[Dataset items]
####

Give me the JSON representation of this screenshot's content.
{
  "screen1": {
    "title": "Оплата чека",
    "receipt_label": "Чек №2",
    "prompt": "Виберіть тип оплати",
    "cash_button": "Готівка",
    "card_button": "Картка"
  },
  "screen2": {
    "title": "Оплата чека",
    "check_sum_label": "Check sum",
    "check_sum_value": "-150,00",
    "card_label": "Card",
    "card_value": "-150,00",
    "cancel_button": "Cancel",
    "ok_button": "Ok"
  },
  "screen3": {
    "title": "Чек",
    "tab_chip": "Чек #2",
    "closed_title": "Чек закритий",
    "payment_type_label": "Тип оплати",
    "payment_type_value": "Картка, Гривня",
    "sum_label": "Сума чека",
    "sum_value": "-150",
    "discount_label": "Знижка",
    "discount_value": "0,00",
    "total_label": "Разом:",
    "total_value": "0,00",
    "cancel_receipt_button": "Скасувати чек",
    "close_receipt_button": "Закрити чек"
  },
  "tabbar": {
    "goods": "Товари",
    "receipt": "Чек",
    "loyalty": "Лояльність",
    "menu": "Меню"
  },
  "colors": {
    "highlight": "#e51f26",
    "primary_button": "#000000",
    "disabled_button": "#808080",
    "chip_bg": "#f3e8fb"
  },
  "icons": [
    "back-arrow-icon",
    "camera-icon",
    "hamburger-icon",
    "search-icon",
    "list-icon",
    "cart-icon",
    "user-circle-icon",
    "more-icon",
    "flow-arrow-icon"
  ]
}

####

> _What needs to be done_
Write down all the entries again without a single difference.

> _Result of this task_
Give me the JSON representation of this screenshot's content.
{
  "screen1": {
    "title": "Оплата чека",
    "receipt_label": "Чек №2",
    "prompt": "Виберіть тип оплати",
    "cash_button": "Готівка",
    "card_button": "Картка"
  },
  "screen2": {
    "title": "Оплата чека",
    "check_sum_label": "Check sum",
    "check_sum_value": "-150,00",
    "card_label": "Card",
    "card_value": "-150,00",
    "cancel_button": "Cancel",
    "ok_button": "Ok"
  },
  "screen3": {
    "title": "Чек",
    "tab_chip": "Чек #2",
    "closed_title": "Чек закритий",
    "payment_type_label": "Тип оплати",
    "payment_type_value": "Картка, Гривня",
    "sum_label": "Сума чека",
    "sum_value": "-150",
    "discount_label": "Знижка",
    "discount_value": "0,00",
    "total_label": "Разом:",
    "total_value": "0,00",
    "cancel_receipt_button": "Скасувати чек",
    "close_receipt_button": "Закрити чек"
  },
  "tabbar": {
    "goods": "Товари",
    "receipt": "Чек",
    "loyalty": "Лояльність",
    "menu": "Меню"
  },
  "colors": {
    "highlight": "#e51f26",
    "primary_button": "#000000",
    "disabled_button": "#808080",
    "chip_bg": "#f3e8fb"
  },
  "icons": [
    "back-arrow-icon",
    "camera-icon",
    "hamburger-icon",
    "search-icon",
    "list-icon",
    "cart-icon",
    "user-circle-icon",
    "more-icon",
    "flow-arrow-icon"
  ]
}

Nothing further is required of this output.